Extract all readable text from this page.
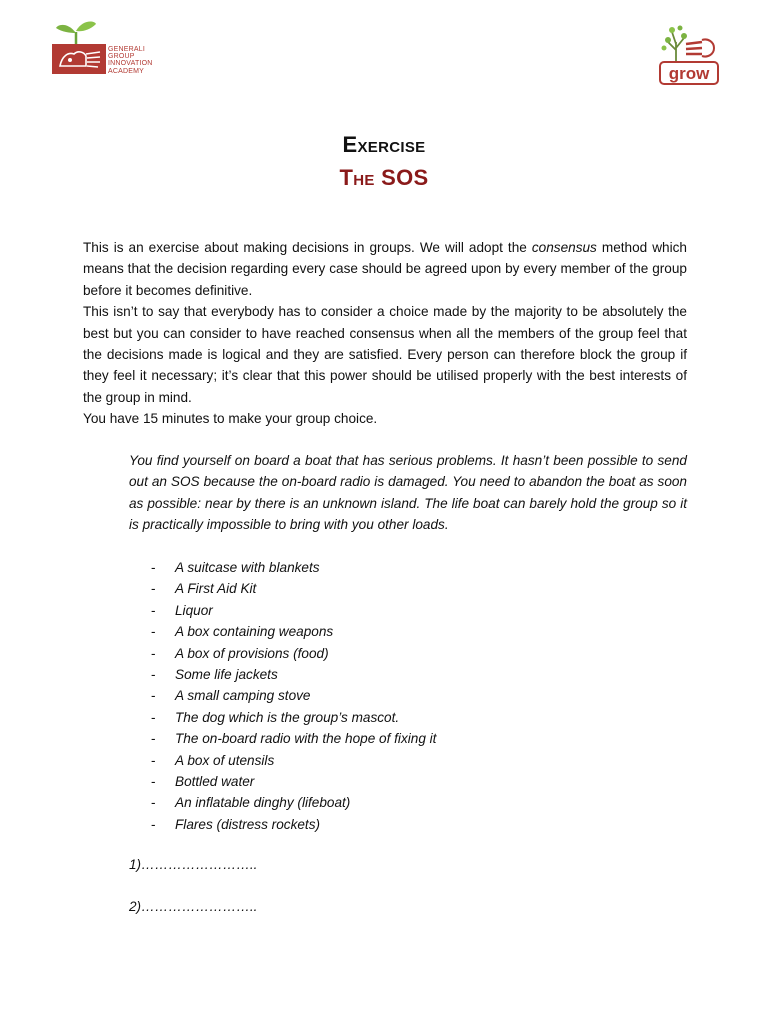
GENERALI
GROUP
INNOVATION
ACADEMY	grow
Exercise
The SOS

This is an exercise about making decisions in groups. We will adopt the consensus method which means that the decision regarding every case should be agreed upon by every member of the group before it becomes definitive.

This isn’t to say that everybody has to consider a choice made by the majority to be absolutely the best but you can consider to have reached consensus when all the members of the group feel that the decisions made is logical and they are satisfied. Every person can therefore block the group if they feel it necessary; it’s clear that this power should be utilised properly with the best interests of the group in mind.

You have 15 minutes to make your group choice.

You find yourself on board a boat that has serious problems. It hasn’t been possible to send out an SOS because the on-board radio is damaged. You need to abandon the boat as soon as possible: near by there is an unknown island. The life boat can barely hold the group so it is practically impossible to bring with you other loads.

- A suitcase with blankets
- A First Aid Kit
- Liquor
- A box containing weapons
- A box of provisions (food)
- Some life jackets
- A small camping stove
- The dog which is the group’s mascot.
- The on-board radio with the hope of fixing it
- A box of utensils
- Bottled water
- An inflatable dinghy (lifeboat)
- Flares (distress rockets)
1)……………………..
2)……………………..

- **WHAT THE TASK ASKS**
Write every record out again exactly; no pictures belong in the copy.

- **WRITTEN RESPONSE**
Extract all readable text from this page.
GENERALI
GROUP
INNOVATION
ACADEMY	grow
Exercise
The SOS

This is an exercise about making decisions in groups. We will adopt the consensus method which means that the decision regarding every case should be agreed upon by every member of the group before it becomes definitive.

This isn’t to say that everybody has to consider a choice made by the majority to be absolutely the best but you can consider to have reached consensus when all the members of the group feel that the decisions made is logical and they are satisfied. Every person can therefore block the group if they feel it necessary; it’s clear that this power should be utilised properly with the best interests of the group in mind.

You have 15 minutes to make your group choice.

You find yourself on board a boat that has serious problems. It hasn’t been possible to send out an SOS because the on-board radio is damaged. You need to abandon the boat as soon as possible: near by there is an unknown island. The life boat can barely hold the group so it is practically impossible to bring with you other loads.

- A suitcase with blankets
- A First Aid Kit
- Liquor
- A box containing weapons
- A box of provisions (food)
- Some life jackets
- A small camping stove
- The dog which is the group’s mascot.
- The on-board radio with the hope of fixing it
- A box of utensils
- Bottled water
- An inflatable dinghy (lifeboat)
- Flares (distress rockets)
1)……………………..
2)……………………..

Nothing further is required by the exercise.